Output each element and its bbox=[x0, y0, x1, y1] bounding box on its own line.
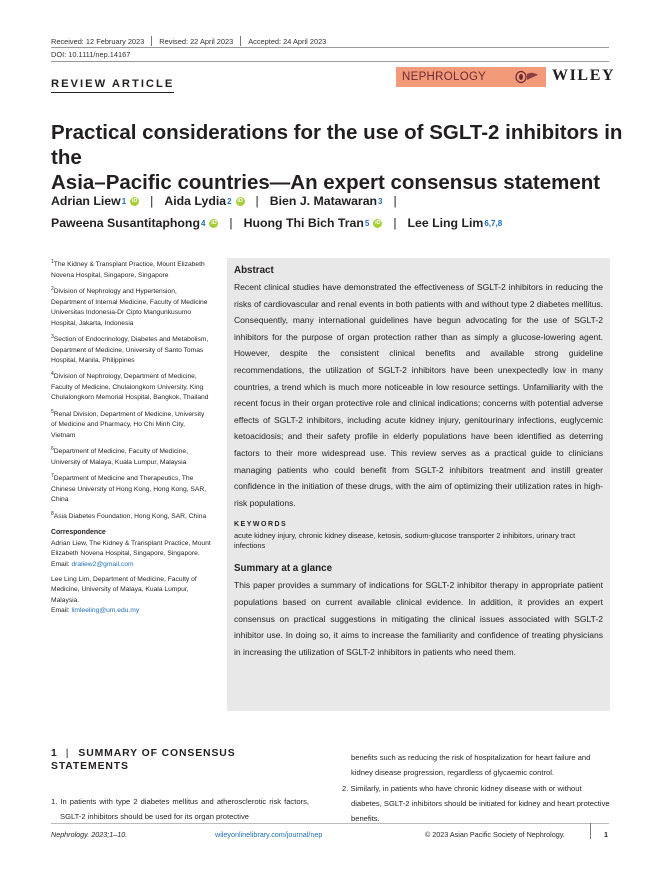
abstract-heading: Abstract bbox=[234, 265, 274, 276]
keywords-heading: KEYWORDS bbox=[234, 521, 288, 529]
affiliation: $^6$Department of Medicine, Faculty of Medicine, University of Malaya, Kuala Lumpur, Malaysia bbox=[51, 446, 188, 466]
author-affil-ref: 2 bbox=[227, 196, 232, 206]
title-line: Asia–Pacific countries—An expert consensus statement bbox=[51, 171, 601, 194]
author-affil-ref: 3 bbox=[378, 196, 383, 206]
affiliation: $^7$Department of Medicine and Therapeutics, The Chinese University of Hong Kong, Hong Kong, SAR, China bbox=[51, 473, 207, 504]
author-name[interactable]: Bien J. Matawaran bbox=[269, 194, 378, 208]
author-affil-ref: 5 bbox=[364, 218, 370, 228]
author-line bbox=[51, 194, 408, 208]
list-item: 1. In patients with type 2 diabetes mellitus and atherosclerotic risk factors, SGLT-2 inhibitors should be used for its organ protective bbox=[51, 797, 309, 822]
affiliation: $^3$Section of Endocrinology, Diabetes and Metabolism, Department of Medicine, University of Santo Tomas Hospital, Manila, Philippines bbox=[51, 333, 209, 364]
orcid-icon[interactable]: iD bbox=[131, 197, 138, 204]
abstract-box bbox=[227, 258, 610, 711]
affiliation: $^8$Asia Diabetes Foundation, Hong Kong, SAR, China bbox=[51, 510, 207, 520]
author-name[interactable]: Adrian Liew bbox=[51, 194, 121, 208]
journal-name: NEPHROLOGY bbox=[402, 71, 487, 83]
author-affil-ref: 4 bbox=[200, 218, 206, 228]
summary-heading: Summary at a glance bbox=[234, 563, 333, 575]
article-type: REVIEW ARTICLE bbox=[51, 78, 174, 93]
divider bbox=[590, 823, 591, 839]
author-name[interactable]: Lee Ling Lim bbox=[407, 216, 484, 230]
email-link[interactable]: limleeling@um.edu.my bbox=[71, 607, 140, 615]
correspondence-entry: Lee Ling Lim, Department of Medicine, Faculty of Medicine, University of Malaya, Kuala Lumpur, Malaysia. Email: limleeling@um.edu.my bbox=[51, 576, 197, 615]
footer-rule bbox=[51, 823, 609, 824]
author-name[interactable]: Aida Lydia bbox=[164, 194, 227, 208]
body-column-right bbox=[342, 750, 610, 826]
correspondence-heading: Correspondence bbox=[51, 529, 106, 537]
orcid-icon[interactable]: iD bbox=[375, 219, 381, 226]
divider bbox=[240, 36, 241, 46]
received-dates bbox=[51, 36, 326, 46]
orcid-icon[interactable]: iD bbox=[211, 219, 217, 226]
society-logo-icon bbox=[512, 70, 540, 84]
affiliation: $^4$Division of Nephrology, Department of Medicine, Faculty of Medicine, Chulalongkorn University, King Chulalongkorn Memorial Hospital, Bangkok, Thailand bbox=[51, 371, 209, 402]
section-separator: | bbox=[65, 748, 70, 759]
revised-date: Revised: 22 April 2023 bbox=[159, 36, 234, 46]
orcid-icon[interactable]: iD bbox=[237, 197, 243, 204]
accepted-date: Accepted: 24 April 2023 bbox=[248, 36, 327, 46]
keywords-list: acute kidney injury, chronic kidney disease, ketosis, sodium-glucose transporter 2 inhibitors, urinary tract infections bbox=[234, 531, 576, 551]
author-affil-ref: 1 bbox=[121, 196, 127, 206]
body-column-left bbox=[51, 794, 309, 825]
header-rule bbox=[51, 47, 609, 48]
author-separator: | bbox=[393, 216, 397, 230]
email-link[interactable]: draliew2@gmail.com bbox=[71, 560, 134, 568]
section-title: SUMMARY OF CONSENSUS STATEMENTS bbox=[51, 748, 236, 772]
footer-copyright: © 2023 Asian Pacific Society of Nephrology. bbox=[425, 830, 565, 839]
title-line: Practical considerations for the use of SGLT-2 inhibitors in the bbox=[51, 121, 623, 169]
section-heading bbox=[51, 747, 301, 773]
affiliation: $^1$The Kidney & Transplant Practice, Mount Elizabeth Novena Hospital, Singapore, Singapore bbox=[51, 259, 205, 279]
section-number: 1 bbox=[51, 748, 57, 759]
affiliation: $^5$Renal Division, Department of Medicine, University of Medicine and Pharmacy, Ho Chi Minh City, Vietnam bbox=[51, 408, 205, 439]
journal-logo[interactable] bbox=[396, 67, 546, 87]
doi[interactable]: DOI: 10.1111/nep.14167 bbox=[51, 50, 131, 59]
author-separator: | bbox=[255, 194, 259, 208]
footer-journal: Nephrology. 2023;1–10. bbox=[51, 830, 128, 839]
list-item: 2. Similarly, in patients who have chronic kidney disease with or without diabetes, SGLT-2 inhibitors should be initiated for kidney and heart protective benefits. bbox=[342, 783, 610, 824]
affiliations bbox=[51, 257, 211, 620]
author-separator: | bbox=[393, 194, 397, 208]
author-separator: | bbox=[229, 216, 233, 230]
publisher-logo[interactable]: WILEY bbox=[552, 67, 616, 84]
abstract-text: Recent clinical studies have demonstrated the effectiveness of SGLT-2 inhibitors in reducing the risks of cardiovascular and renal events in both patients with and without type 2 diabetes mellitus. Consequently, many international guidelines have begun advocating for the use of SGLT-2 inhibitors for the purpose of organ protection rather than as simply a glucose-lowering agent. However, despite the consistent clinical benefits and available strong guideline recommendations, the utilization of SGLT-2 inhibitors have been unexpectedly low in many countries, a trend which is much more noticeable in low resource settings. Unfamiliarity with the recent focus in their organ protective role and clinical indications; concerns with potential adverse effects of SGLT-2 inhibitors, including acute kidney injury, genitourinary infections, euglycemic ketoacidosis; and their safety profile in elderly populations have been identified as deterring factors to their more widespread use. This review serves as a practical guide to clinicians managing patients who could benefit from SGLT-2 inhibitors treatment and instill greater confidence in the initiation of these drugs, with the aim of optimizing their utilization rates in high-risk populations. bbox=[234, 282, 603, 508]
summary-text: This paper provides a summary of indications for SGLT-2 inhibitor therapy in appropriate patient populations based on current available clinical evidence. In addition, it provides an expert consensus on practical suggestions in mitigating the clinical issues associated with SGLT-2 inhibitor use. In doing so, it aims to increase the familiarity and confidence of treating physicians in increasing the utilization of SGLT-2 inhibitors in patients who need them. bbox=[234, 580, 603, 657]
divider bbox=[151, 36, 152, 46]
author-name[interactable]: Huong Thi Bich Tran bbox=[243, 216, 364, 230]
page-number: 1 bbox=[604, 830, 608, 839]
affiliation: $^2$Division of Nephrology and Hypertension, Department of Internal Medicine, Faculty of Medicine Universitas Indonesia-Dr Cipto Mangunkusumo Hospital, Jakarta, Indonesia bbox=[51, 286, 208, 327]
list-item-continued: benefits such as reducing the risk of hospitalization for heart failure and kidney disease progression, regardless of glycaemic control. bbox=[351, 753, 591, 778]
correspondence-entry: Adrian Liew, The Kidney & Transplant Practice, Mount Elizabeth Novena Hospital, Singapore, Singapore. Email: draliew2@gmail.com bbox=[51, 539, 211, 568]
received-date: Received: 12 February 2023 bbox=[51, 36, 145, 46]
article-title bbox=[51, 120, 631, 195]
author-name[interactable]: Paweena Susantitaphong bbox=[51, 216, 200, 230]
author-line bbox=[51, 216, 502, 230]
header-rule bbox=[51, 61, 609, 62]
author-separator: | bbox=[150, 194, 154, 208]
footer-url[interactable]: wileyonlinelibrary.com/journal/nep bbox=[215, 830, 323, 839]
author-affil-ref: 6,7,8 bbox=[484, 218, 503, 228]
****
**Instructions for the task**
When copying the entries, drop the images and keep every line exact.

**Solution**
Output each element and its bbox=[x0, y0, x1, y1] bounding box on its own line.
abstract-heading: Abstract bbox=[234, 265, 274, 276]
keywords-heading: KEYWORDS bbox=[234, 521, 288, 529]
affiliation: $^6$Department of Medicine, Faculty of Medicine, University of Malaya, Kuala Lumpur, Malaysia bbox=[51, 446, 188, 466]
author-affil-ref: 2 bbox=[227, 196, 232, 206]
title-line: Asia–Pacific countries—An expert consensus statement bbox=[51, 171, 601, 194]
author-affil-ref: 3 bbox=[378, 196, 383, 206]
affiliation: $^7$Department of Medicine and Therapeutics, The Chinese University of Hong Kong, Hong Kong, SAR, China bbox=[51, 473, 207, 504]
author-name[interactable]: Bien J. Matawaran bbox=[269, 194, 378, 208]
author-affil-ref: 5 bbox=[364, 218, 370, 228]
author-line bbox=[51, 194, 408, 208]
list-item: 1. In patients with type 2 diabetes mellitus and atherosclerotic risk factors, SGLT-2 inhibitors should be used for its organ protective bbox=[51, 797, 309, 822]
affiliation: $^3$Section of Endocrinology, Diabetes and Metabolism, Department of Medicine, University of Santo Tomas Hospital, Manila, Philippines bbox=[51, 333, 209, 364]
orcid-icon[interactable]: iD bbox=[131, 197, 138, 204]
abstract-box bbox=[227, 258, 610, 711]
affiliation: $^8$Asia Diabetes Foundation, Hong Kong, SAR, China bbox=[51, 510, 207, 520]
author-name[interactable]: Adrian Liew bbox=[51, 194, 121, 208]
journal-name: NEPHROLOGY bbox=[402, 71, 487, 83]
author-affil-ref: 4 bbox=[200, 218, 206, 228]
summary-heading: Summary at a glance bbox=[234, 563, 333, 575]
article-type: REVIEW ARTICLE bbox=[51, 78, 174, 93]
divider bbox=[590, 823, 591, 839]
author-name[interactable]: Lee Ling Lim bbox=[407, 216, 484, 230]
email-link[interactable]: limleeling@um.edu.my bbox=[71, 607, 140, 615]
correspondence-entry: Lee Ling Lim, Department of Medicine, Faculty of Medicine, University of Malaya, Kuala Lumpur, Malaysia. Email: limleeling@um.edu.my bbox=[51, 576, 197, 615]
footer-rule bbox=[51, 823, 609, 824]
author-name[interactable]: Aida Lydia bbox=[164, 194, 227, 208]
body-column-right bbox=[342, 750, 610, 826]
correspondence-heading: Correspondence bbox=[51, 529, 106, 537]
orcid-icon[interactable]: iD bbox=[375, 219, 381, 226]
divider bbox=[240, 36, 241, 46]
received-dates bbox=[51, 36, 326, 46]
orcid-icon[interactable]: iD bbox=[211, 219, 217, 226]
society-logo-icon bbox=[512, 70, 540, 84]
affiliation: $^4$Division of Nephrology, Department of Medicine, Faculty of Medicine, Chulalongkorn University, King Chulalongkorn Memorial Hospital, Bangkok, Thailand bbox=[51, 371, 209, 402]
section-separator: | bbox=[65, 748, 70, 759]
revised-date: Revised: 22 April 2023 bbox=[159, 36, 234, 46]
orcid-icon[interactable]: iD bbox=[237, 197, 243, 204]
accepted-date: Accepted: 24 April 2023 bbox=[248, 36, 327, 46]
keywords-list: acute kidney injury, chronic kidney disease, ketosis, sodium-glucose transporter 2 inhibitors, urinary tract infections bbox=[234, 531, 576, 551]
author-affil-ref: 1 bbox=[121, 196, 127, 206]
body-column-left bbox=[51, 794, 309, 825]
header-rule bbox=[51, 47, 609, 48]
author-separator: | bbox=[393, 216, 397, 230]
email-link[interactable]: draliew2@gmail.com bbox=[71, 560, 134, 568]
section-title: SUMMARY OF CONSENSUS STATEMENTS bbox=[51, 748, 236, 772]
footer-copyright: © 2023 Asian Pacific Society of Nephrology. bbox=[425, 830, 565, 839]
title-line: Practical considerations for the use of SGLT-2 inhibitors in the bbox=[51, 121, 623, 169]
section-heading bbox=[51, 747, 301, 773]
affiliation: $^1$The Kidney & Transplant Practice, Mount Elizabeth Novena Hospital, Singapore, Singapore bbox=[51, 259, 205, 279]
section-number: 1 bbox=[51, 748, 57, 759]
affiliation: $^5$Renal Division, Department of Medicine, University of Medicine and Pharmacy, Ho Chi Minh City, Vietnam bbox=[51, 408, 205, 439]
journal-logo[interactable] bbox=[396, 67, 546, 87]
doi[interactable]: DOI: 10.1111/nep.14167 bbox=[51, 50, 131, 59]
author-separator: | bbox=[255, 194, 259, 208]
footer-journal: Nephrology. 2023;1–10. bbox=[51, 830, 128, 839]
list-item: 2. Similarly, in patients who have chronic kidney disease with or without diabetes, SGLT-2 inhibitors should be initiated for kidney and heart protective benefits. bbox=[342, 783, 610, 824]
affiliations bbox=[51, 257, 211, 620]
author-separator: | bbox=[393, 194, 397, 208]
author-separator: | bbox=[229, 216, 233, 230]
publisher-logo[interactable]: WILEY bbox=[552, 67, 616, 84]
abstract-text: Recent clinical studies have demonstrated the effectiveness of SGLT-2 inhibitors in reducing the risks of cardiovascular and renal events in both patients with and without type 2 diabetes mellitus. Consequently, many international guidelines have begun advocating for the use of SGLT-2 inhibitors for the purpose of organ protection rather than as simply a glucose-lowering agent. However, despite the consistent clinical benefits and available strong guideline recommendations, the utilization of SGLT-2 inhibitors have been unexpectedly low in many countries, a trend which is much more noticeable in low resource settings. Unfamiliarity with the recent focus in their organ protective role and clinical indications; concerns with potential adverse effects of SGLT-2 inhibitors, including acute kidney injury, genitourinary infections, euglycemic ketoacidosis; and their safety profile in elderly populations have been identified as deterring factors to their more widespread use. This review serves as a practical guide to clinicians managing patients who could benefit from SGLT-2 inhibitors treatment and instill greater confidence in the initiation of these drugs, with the aim of optimizing their utilization rates in high-risk populations. bbox=[234, 282, 603, 508]
summary-text: This paper provides a summary of indications for SGLT-2 inhibitor therapy in appropriate patient populations based on current available clinical evidence. In addition, it provides an expert consensus on practical suggestions in mitigating the clinical issues associated with SGLT-2 inhibitor use. In doing so, it aims to increase the familiarity and confidence of treating physicians in increasing the utilization of SGLT-2 inhibitors in patients who need them. bbox=[234, 580, 603, 657]
divider bbox=[151, 36, 152, 46]
author-name[interactable]: Huong Thi Bich Tran bbox=[243, 216, 364, 230]
page-number: 1 bbox=[604, 830, 608, 839]
affiliation: $^2$Division of Nephrology and Hypertension, Department of Internal Medicine, Faculty of Medicine Universitas Indonesia-Dr Cipto Mangunkusumo Hospital, Jakarta, Indonesia bbox=[51, 286, 208, 327]
list-item-continued: benefits such as reducing the risk of hospitalization for heart failure and kidney disease progression, regardless of glycaemic control. bbox=[351, 753, 591, 778]
correspondence-entry: Adrian Liew, The Kidney & Transplant Practice, Mount Elizabeth Novena Hospital, Singapore, Singapore. Email: draliew2@gmail.com bbox=[51, 539, 211, 568]
received-date: Received: 12 February 2023 bbox=[51, 36, 145, 46]
article-title bbox=[51, 120, 631, 195]
author-name[interactable]: Paweena Susantitaphong bbox=[51, 216, 200, 230]
author-line bbox=[51, 216, 502, 230]
header-rule bbox=[51, 61, 609, 62]
author-separator: | bbox=[150, 194, 154, 208]
footer-url[interactable]: wileyonlinelibrary.com/journal/nep bbox=[215, 830, 323, 839]
author-affil-ref: 6,7,8 bbox=[484, 218, 503, 228]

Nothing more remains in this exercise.